::: Excerpted data

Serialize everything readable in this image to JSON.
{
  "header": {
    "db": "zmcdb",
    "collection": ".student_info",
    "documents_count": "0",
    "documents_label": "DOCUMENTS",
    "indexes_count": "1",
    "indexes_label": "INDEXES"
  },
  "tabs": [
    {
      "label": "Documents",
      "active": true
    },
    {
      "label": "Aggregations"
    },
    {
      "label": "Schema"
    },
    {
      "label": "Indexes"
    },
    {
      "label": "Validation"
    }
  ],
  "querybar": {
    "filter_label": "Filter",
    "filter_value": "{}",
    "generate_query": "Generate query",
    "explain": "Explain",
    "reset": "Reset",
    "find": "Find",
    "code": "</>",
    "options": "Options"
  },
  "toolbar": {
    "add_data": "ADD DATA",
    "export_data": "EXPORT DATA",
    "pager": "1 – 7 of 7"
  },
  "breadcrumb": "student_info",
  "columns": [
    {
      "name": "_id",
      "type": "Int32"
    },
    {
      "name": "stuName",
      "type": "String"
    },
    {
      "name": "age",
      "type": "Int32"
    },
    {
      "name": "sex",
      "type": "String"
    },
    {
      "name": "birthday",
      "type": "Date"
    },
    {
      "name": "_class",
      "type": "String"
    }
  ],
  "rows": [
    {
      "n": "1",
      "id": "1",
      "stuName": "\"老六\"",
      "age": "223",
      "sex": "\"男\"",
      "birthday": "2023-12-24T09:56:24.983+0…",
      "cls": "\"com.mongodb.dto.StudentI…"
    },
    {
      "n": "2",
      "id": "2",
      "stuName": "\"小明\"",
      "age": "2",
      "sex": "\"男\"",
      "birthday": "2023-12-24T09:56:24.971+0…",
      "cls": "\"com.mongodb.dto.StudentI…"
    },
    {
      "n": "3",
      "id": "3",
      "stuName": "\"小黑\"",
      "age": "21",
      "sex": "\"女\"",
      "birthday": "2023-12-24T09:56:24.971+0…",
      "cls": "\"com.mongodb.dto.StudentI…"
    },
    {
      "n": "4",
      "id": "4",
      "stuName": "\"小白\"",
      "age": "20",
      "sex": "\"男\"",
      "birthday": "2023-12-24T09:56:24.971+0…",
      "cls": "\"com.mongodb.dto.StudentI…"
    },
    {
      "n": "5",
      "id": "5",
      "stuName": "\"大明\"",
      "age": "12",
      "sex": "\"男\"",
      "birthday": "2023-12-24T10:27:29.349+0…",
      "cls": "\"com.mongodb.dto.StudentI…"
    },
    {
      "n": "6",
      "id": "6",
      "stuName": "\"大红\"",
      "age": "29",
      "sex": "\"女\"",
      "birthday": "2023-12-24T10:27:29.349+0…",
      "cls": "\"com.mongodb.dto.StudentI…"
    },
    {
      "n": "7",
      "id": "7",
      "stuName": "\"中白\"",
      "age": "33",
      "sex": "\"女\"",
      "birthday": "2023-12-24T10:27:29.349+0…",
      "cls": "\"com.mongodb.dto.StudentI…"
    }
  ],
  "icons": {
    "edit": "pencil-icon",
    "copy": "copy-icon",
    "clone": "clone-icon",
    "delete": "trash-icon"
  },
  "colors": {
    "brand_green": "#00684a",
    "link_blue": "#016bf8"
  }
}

::::::

_Problem to work on:_ Search the data for "stuName". Copy every matching line.

_Answer to this task:_
      "name": "stuName",
      "stuName": "\"老六\"",
      "stuName": "\"小明\"",
      "stuName": "\"小黑\"",
      "stuName": "\"小白\"",
      "stuName": "\"大明\"",
      "stuName": "\"大红\"",
      "stuName": "\"中白\"",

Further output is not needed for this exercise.